Extracted data entries
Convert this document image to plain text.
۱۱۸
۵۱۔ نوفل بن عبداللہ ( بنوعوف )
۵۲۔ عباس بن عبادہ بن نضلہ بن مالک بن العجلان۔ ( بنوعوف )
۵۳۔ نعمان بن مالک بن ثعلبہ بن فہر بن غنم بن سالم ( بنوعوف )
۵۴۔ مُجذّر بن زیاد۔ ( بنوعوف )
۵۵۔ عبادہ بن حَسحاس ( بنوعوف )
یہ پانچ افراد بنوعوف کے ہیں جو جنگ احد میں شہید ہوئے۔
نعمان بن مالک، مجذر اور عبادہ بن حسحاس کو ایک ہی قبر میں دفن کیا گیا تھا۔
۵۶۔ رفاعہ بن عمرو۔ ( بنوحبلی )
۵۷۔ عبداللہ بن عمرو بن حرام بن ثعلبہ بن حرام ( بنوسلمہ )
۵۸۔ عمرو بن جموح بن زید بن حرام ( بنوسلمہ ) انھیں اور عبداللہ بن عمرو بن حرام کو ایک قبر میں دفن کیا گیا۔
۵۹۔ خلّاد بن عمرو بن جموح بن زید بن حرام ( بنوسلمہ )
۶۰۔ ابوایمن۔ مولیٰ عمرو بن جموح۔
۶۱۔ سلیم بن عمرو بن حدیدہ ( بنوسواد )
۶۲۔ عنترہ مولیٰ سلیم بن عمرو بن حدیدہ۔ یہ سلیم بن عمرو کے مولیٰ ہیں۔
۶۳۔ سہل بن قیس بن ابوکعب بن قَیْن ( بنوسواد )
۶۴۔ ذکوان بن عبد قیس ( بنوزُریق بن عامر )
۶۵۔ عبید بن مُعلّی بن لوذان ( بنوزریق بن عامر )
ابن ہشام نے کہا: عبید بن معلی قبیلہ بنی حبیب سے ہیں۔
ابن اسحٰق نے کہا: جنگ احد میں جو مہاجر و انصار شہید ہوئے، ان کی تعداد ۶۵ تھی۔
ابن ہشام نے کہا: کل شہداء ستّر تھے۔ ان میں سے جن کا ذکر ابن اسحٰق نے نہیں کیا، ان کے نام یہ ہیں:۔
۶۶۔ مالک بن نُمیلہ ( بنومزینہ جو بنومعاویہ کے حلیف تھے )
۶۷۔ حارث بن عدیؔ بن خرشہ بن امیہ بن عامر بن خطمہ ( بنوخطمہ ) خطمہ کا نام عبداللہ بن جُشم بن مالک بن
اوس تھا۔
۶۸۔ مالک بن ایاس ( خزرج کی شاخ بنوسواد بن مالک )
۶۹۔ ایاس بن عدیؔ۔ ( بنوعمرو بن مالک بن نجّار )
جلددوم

» **STATED TASK**
Retype the material in full, character for character.

» **EXERCISE SOLUTION**
Convert this document image to plain text.
۱۱۸
۵۱۔ نوفل بن عبداللہ ( بنوعوف )
۵۲۔ عباس بن عبادہ بن نضلہ بن مالک بن العجلان۔ ( بنوعوف )
۵۳۔ نعمان بن مالک بن ثعلبہ بن فہر بن غنم بن سالم ( بنوعوف )
۵۴۔ مُجذّر بن زیاد۔ ( بنوعوف )
۵۵۔ عبادہ بن حَسحاس ( بنوعوف )
یہ پانچ افراد بنوعوف کے ہیں جو جنگ احد میں شہید ہوئے۔
نعمان بن مالک، مجذر اور عبادہ بن حسحاس کو ایک ہی قبر میں دفن کیا گیا تھا۔
۵۶۔ رفاعہ بن عمرو۔ ( بنوحبلی )
۵۷۔ عبداللہ بن عمرو بن حرام بن ثعلبہ بن حرام ( بنوسلمہ )
۵۸۔ عمرو بن جموح بن زید بن حرام ( بنوسلمہ ) انھیں اور عبداللہ بن عمرو بن حرام کو ایک قبر میں دفن کیا گیا۔
۵۹۔ خلّاد بن عمرو بن جموح بن زید بن حرام ( بنوسلمہ )
۶۰۔ ابوایمن۔ مولیٰ عمرو بن جموح۔
۶۱۔ سلیم بن عمرو بن حدیدہ ( بنوسواد )
۶۲۔ عنترہ مولیٰ سلیم بن عمرو بن حدیدہ۔ یہ سلیم بن عمرو کے مولیٰ ہیں۔
۶۳۔ سہل بن قیس بن ابوکعب بن قَیْن ( بنوسواد )
۶۴۔ ذکوان بن عبد قیس ( بنوزُریق بن عامر )
۶۵۔ عبید بن مُعلّی بن لوذان ( بنوزریق بن عامر )
ابن ہشام نے کہا: عبید بن معلی قبیلہ بنی حبیب سے ہیں۔
ابن اسحٰق نے کہا: جنگ احد میں جو مہاجر و انصار شہید ہوئے، ان کی تعداد ۶۵ تھی۔
ابن ہشام نے کہا: کل شہداء ستّر تھے۔ ان میں سے جن کا ذکر ابن اسحٰق نے نہیں کیا، ان کے نام یہ ہیں:۔
۶۶۔ مالک بن نُمیلہ ( بنومزینہ جو بنومعاویہ کے حلیف تھے )
۶۷۔ حارث بن عدیؔ بن خرشہ بن امیہ بن عامر بن خطمہ ( بنوخطمہ ) خطمہ کا نام عبداللہ بن جُشم بن مالک بن
اوس تھا۔
۶۸۔ مالک بن ایاس ( خزرج کی شاخ بنوسواد بن مالک )
۶۹۔ ایاس بن عدیؔ۔ ( بنوعمرو بن مالک بن نجّار )
جلددوم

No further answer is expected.